[Records from a data collection]
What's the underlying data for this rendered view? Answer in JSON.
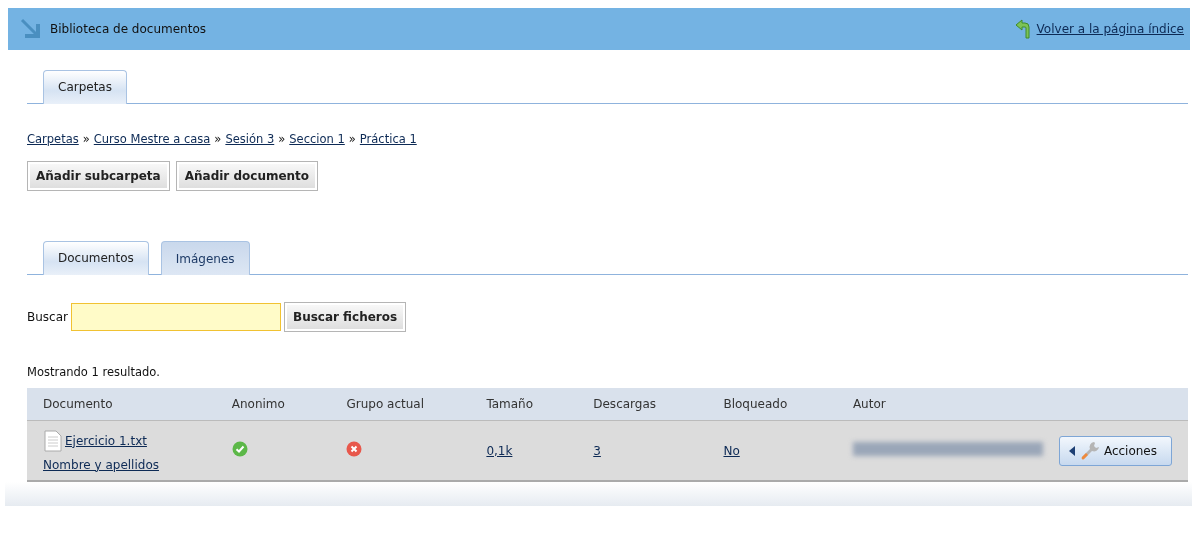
{
  "header": {
    "title": "Biblioteca de documentos",
    "back_link": "Volver a la página índice"
  },
  "folder_tabs": [
    {
      "label": "Carpetas",
      "selected": true
    }
  ],
  "breadcrumb": [
    "Carpetas",
    "Curso Mestre a casa",
    "Sesión 3",
    "Seccion 1",
    "Práctica 1"
  ],
  "breadcrumb_separator": "»",
  "buttons": [
    "Añadir subcarpeta",
    "Añadir documento"
  ],
  "view_tabs": [
    {
      "label": "Documentos",
      "selected": true
    },
    {
      "label": "Imágenes",
      "selected": false
    }
  ],
  "search": {
    "label": "Buscar",
    "button": "Buscar ficheros"
  },
  "result_count": "Mostrando 1 resultado.",
  "table": {
    "columns": [
      "Documento",
      "Anonimo",
      "Grupo actual",
      "Tamaño",
      "Descargas",
      "Bloqueado",
      "Autor"
    ],
    "rows": [
      {
        "document": "Ejercicio 1.txt",
        "name_link": "Nombre y apellidos",
        "anonymous": true,
        "current_group": false,
        "size": "0,1k",
        "downloads": "3",
        "locked": "No",
        "actions": "Acciones"
      }
    ]
  }
}
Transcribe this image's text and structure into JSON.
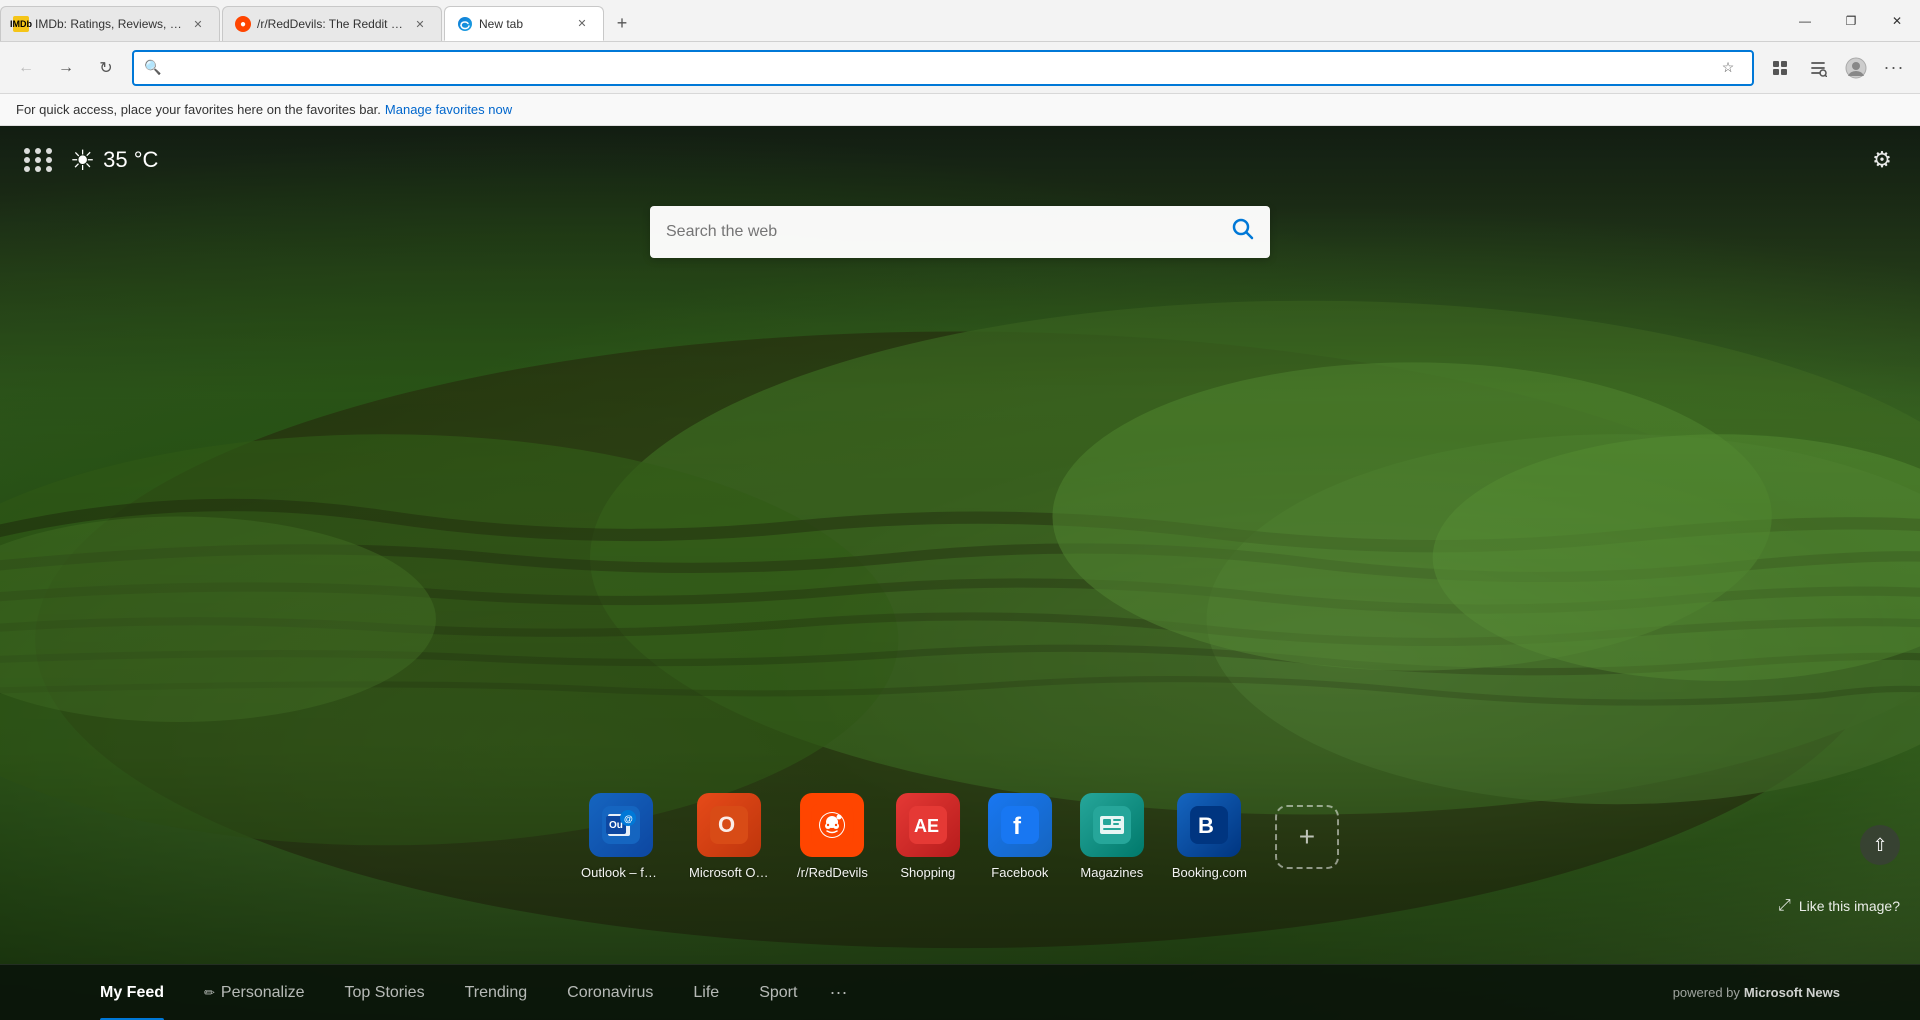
{
  "tabs": [
    {
      "id": "imdb",
      "title": "IMDb: Ratings, Reviews, and Wh",
      "active": false,
      "favicon_type": "imdb"
    },
    {
      "id": "reddit",
      "title": "/r/RedDevils: The Reddit home f",
      "active": false,
      "favicon_type": "reddit"
    },
    {
      "id": "newtab",
      "title": "New tab",
      "active": true,
      "favicon_type": "edge"
    }
  ],
  "window_controls": {
    "minimize": "—",
    "maximize": "❐",
    "close": "✕"
  },
  "nav": {
    "back_disabled": true,
    "forward_disabled": false,
    "address_value": "",
    "address_placeholder": ""
  },
  "favorites_bar": {
    "prompt": "For quick access, place your favorites here on the favorites bar.",
    "link_text": "Manage favorites now"
  },
  "new_tab": {
    "weather": {
      "temp": "35 °C"
    },
    "search_placeholder": "Search the web",
    "quick_links": [
      {
        "id": "outlook",
        "label": "Outlook – fre...",
        "icon_type": "outlook"
      },
      {
        "id": "office",
        "label": "Microsoft Offi...",
        "icon_type": "office"
      },
      {
        "id": "reddit",
        "label": "/r/RedDevils",
        "icon_type": "reddit"
      },
      {
        "id": "aliexpress",
        "label": "Shopping",
        "icon_type": "aliexpress"
      },
      {
        "id": "facebook",
        "label": "Facebook",
        "icon_type": "facebook"
      },
      {
        "id": "magazines",
        "label": "Magazines",
        "icon_type": "magazines"
      },
      {
        "id": "booking",
        "label": "Booking.com",
        "icon_type": "booking"
      }
    ],
    "like_image_text": "Like this image?",
    "bottom_tabs": [
      {
        "id": "myfeed",
        "label": "My Feed",
        "active": true
      },
      {
        "id": "personalize",
        "label": "Personalize",
        "active": false,
        "has_icon": true
      },
      {
        "id": "topstories",
        "label": "Top Stories",
        "active": false
      },
      {
        "id": "trending",
        "label": "Trending",
        "active": false
      },
      {
        "id": "coronavirus",
        "label": "Coronavirus",
        "active": false
      },
      {
        "id": "life",
        "label": "Life",
        "active": false
      },
      {
        "id": "sport",
        "label": "Sport",
        "active": false
      }
    ],
    "powered_by": "powered by",
    "news_brand": "Microsoft News"
  }
}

— What is needed —
Skip the pictures and reproduce all remaining entries exactly.

— Answer for the task —
What's the underlying data for this rendered view? Answer in JSON.
{
  "header": {
    "title": "Biblioteca de documentos",
    "back_link": "Volver a la página índice"
  },
  "folder_tabs": [
    {
      "label": "Carpetas",
      "selected": true
    }
  ],
  "breadcrumb": [
    "Carpetas",
    "Curso Mestre a casa",
    "Sesión 3",
    "Seccion 1",
    "Práctica 1"
  ],
  "breadcrumb_separator": "»",
  "buttons": [
    "Añadir subcarpeta",
    "Añadir documento"
  ],
  "view_tabs": [
    {
      "label": "Documentos",
      "selected": true
    },
    {
      "label": "Imágenes",
      "selected": false
    }
  ],
  "search": {
    "label": "Buscar",
    "button": "Buscar ficheros"
  },
  "result_count": "Mostrando 1 resultado.",
  "table": {
    "columns": [
      "Documento",
      "Anonimo",
      "Grupo actual",
      "Tamaño",
      "Descargas",
      "Bloqueado",
      "Autor"
    ],
    "rows": [
      {
        "document": "Ejercicio 1.txt",
        "name_link": "Nombre y apellidos",
        "anonymous": true,
        "current_group": false,
        "size": "0,1k",
        "downloads": "3",
        "locked": "No",
        "actions": "Acciones"
      }
    ]
  }
}
Transcribe this image's text and structure into JSON.
{
  "tabs": [
    {
      "id": "imdb",
      "title": "IMDb: Ratings, Reviews, and Wh",
      "active": false,
      "favicon_type": "imdb"
    },
    {
      "id": "reddit",
      "title": "/r/RedDevils: The Reddit home f",
      "active": false,
      "favicon_type": "reddit"
    },
    {
      "id": "newtab",
      "title": "New tab",
      "active": true,
      "favicon_type": "edge"
    }
  ],
  "window_controls": {
    "minimize": "—",
    "maximize": "❐",
    "close": "✕"
  },
  "nav": {
    "back_disabled": true,
    "forward_disabled": false,
    "address_value": "",
    "address_placeholder": ""
  },
  "favorites_bar": {
    "prompt": "For quick access, place your favorites here on the favorites bar.",
    "link_text": "Manage favorites now"
  },
  "new_tab": {
    "weather": {
      "temp": "35 °C"
    },
    "search_placeholder": "Search the web",
    "quick_links": [
      {
        "id": "outlook",
        "label": "Outlook – fre...",
        "icon_type": "outlook"
      },
      {
        "id": "office",
        "label": "Microsoft Offi...",
        "icon_type": "office"
      },
      {
        "id": "reddit",
        "label": "/r/RedDevils",
        "icon_type": "reddit"
      },
      {
        "id": "aliexpress",
        "label": "Shopping",
        "icon_type": "aliexpress"
      },
      {
        "id": "facebook",
        "label": "Facebook",
        "icon_type": "facebook"
      },
      {
        "id": "magazines",
        "label": "Magazines",
        "icon_type": "magazines"
      },
      {
        "id": "booking",
        "label": "Booking.com",
        "icon_type": "booking"
      }
    ],
    "like_image_text": "Like this image?",
    "bottom_tabs": [
      {
        "id": "myfeed",
        "label": "My Feed",
        "active": true
      },
      {
        "id": "personalize",
        "label": "Personalize",
        "active": false,
        "has_icon": true
      },
      {
        "id": "topstories",
        "label": "Top Stories",
        "active": false
      },
      {
        "id": "trending",
        "label": "Trending",
        "active": false
      },
      {
        "id": "coronavirus",
        "label": "Coronavirus",
        "active": false
      },
      {
        "id": "life",
        "label": "Life",
        "active": false
      },
      {
        "id": "sport",
        "label": "Sport",
        "active": false
      }
    ],
    "powered_by": "powered by",
    "news_brand": "Microsoft News"
  }
}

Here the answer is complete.